- WHAT TO WORK ON -
Return the entries below verbatim. Pictures stay out.

- INPUT -
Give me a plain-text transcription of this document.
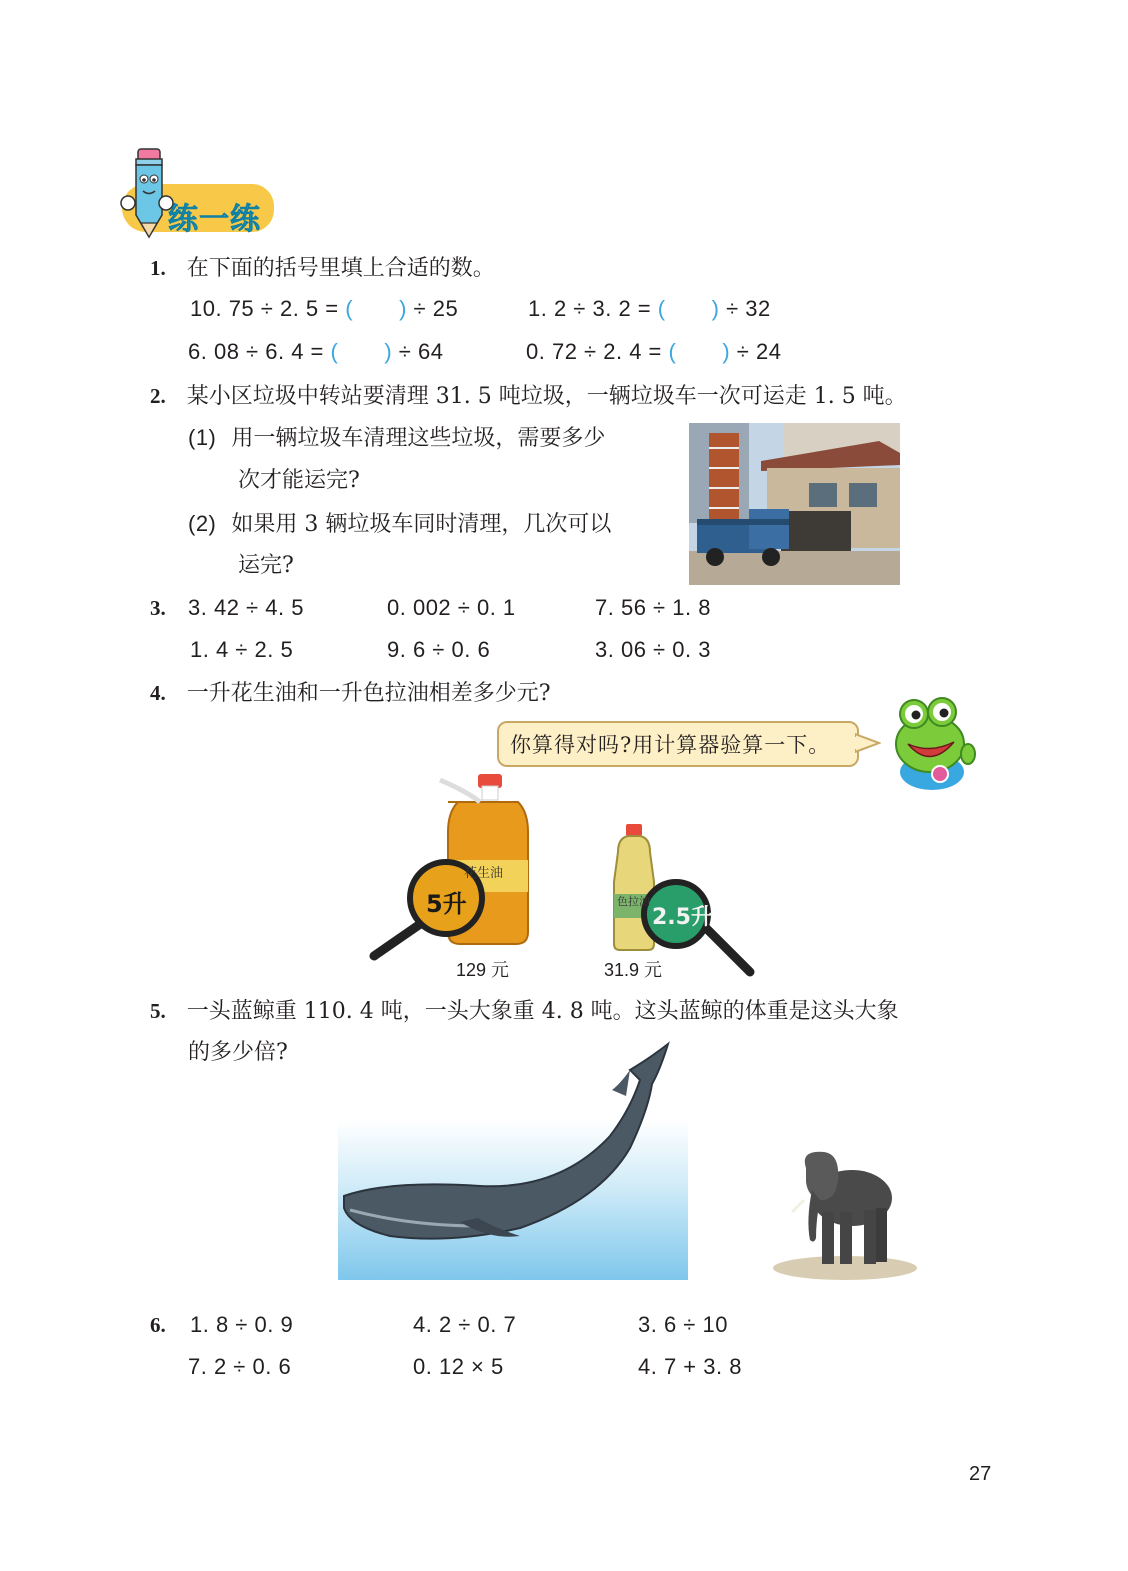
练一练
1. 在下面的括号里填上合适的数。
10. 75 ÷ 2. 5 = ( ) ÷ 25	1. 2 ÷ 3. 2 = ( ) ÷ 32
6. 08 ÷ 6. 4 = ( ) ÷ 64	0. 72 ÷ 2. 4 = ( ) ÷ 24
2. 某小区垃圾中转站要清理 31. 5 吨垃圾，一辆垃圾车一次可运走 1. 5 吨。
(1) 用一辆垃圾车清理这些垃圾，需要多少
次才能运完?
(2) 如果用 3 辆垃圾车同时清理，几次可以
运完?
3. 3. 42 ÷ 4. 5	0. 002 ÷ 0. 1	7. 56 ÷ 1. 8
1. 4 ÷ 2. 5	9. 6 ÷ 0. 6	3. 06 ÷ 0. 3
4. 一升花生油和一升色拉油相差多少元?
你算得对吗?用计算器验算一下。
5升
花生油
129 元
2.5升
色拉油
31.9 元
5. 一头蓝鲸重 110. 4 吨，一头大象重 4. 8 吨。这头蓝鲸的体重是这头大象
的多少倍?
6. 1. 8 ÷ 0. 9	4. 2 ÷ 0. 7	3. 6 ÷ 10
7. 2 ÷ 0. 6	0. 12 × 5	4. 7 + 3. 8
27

- RESPONSE TO THE TASK -
Give me a plain-text transcription of this document.
练一练
1. 在下面的括号里填上合适的数。
10. 75 ÷ 2. 5 = ( ) ÷ 25	1. 2 ÷ 3. 2 = ( ) ÷ 32
6. 08 ÷ 6. 4 = ( ) ÷ 64	0. 72 ÷ 2. 4 = ( ) ÷ 24
2. 某小区垃圾中转站要清理 31. 5 吨垃圾，一辆垃圾车一次可运走 1. 5 吨。
(1) 用一辆垃圾车清理这些垃圾，需要多少
次才能运完?
(2) 如果用 3 辆垃圾车同时清理，几次可以
运完?
3. 3. 42 ÷ 4. 5	0. 002 ÷ 0. 1	7. 56 ÷ 1. 8
1. 4 ÷ 2. 5	9. 6 ÷ 0. 6	3. 06 ÷ 0. 3
4. 一升花生油和一升色拉油相差多少元?
你算得对吗?用计算器验算一下。
5升
花生油
129 元
2.5升
色拉油
31.9 元
5. 一头蓝鲸重 110. 4 吨，一头大象重 4. 8 吨。这头蓝鲸的体重是这头大象
的多少倍?
6. 1. 8 ÷ 0. 9	4. 2 ÷ 0. 7	3. 6 ÷ 10
7. 2 ÷ 0. 6	0. 12 × 5	4. 7 + 3. 8
27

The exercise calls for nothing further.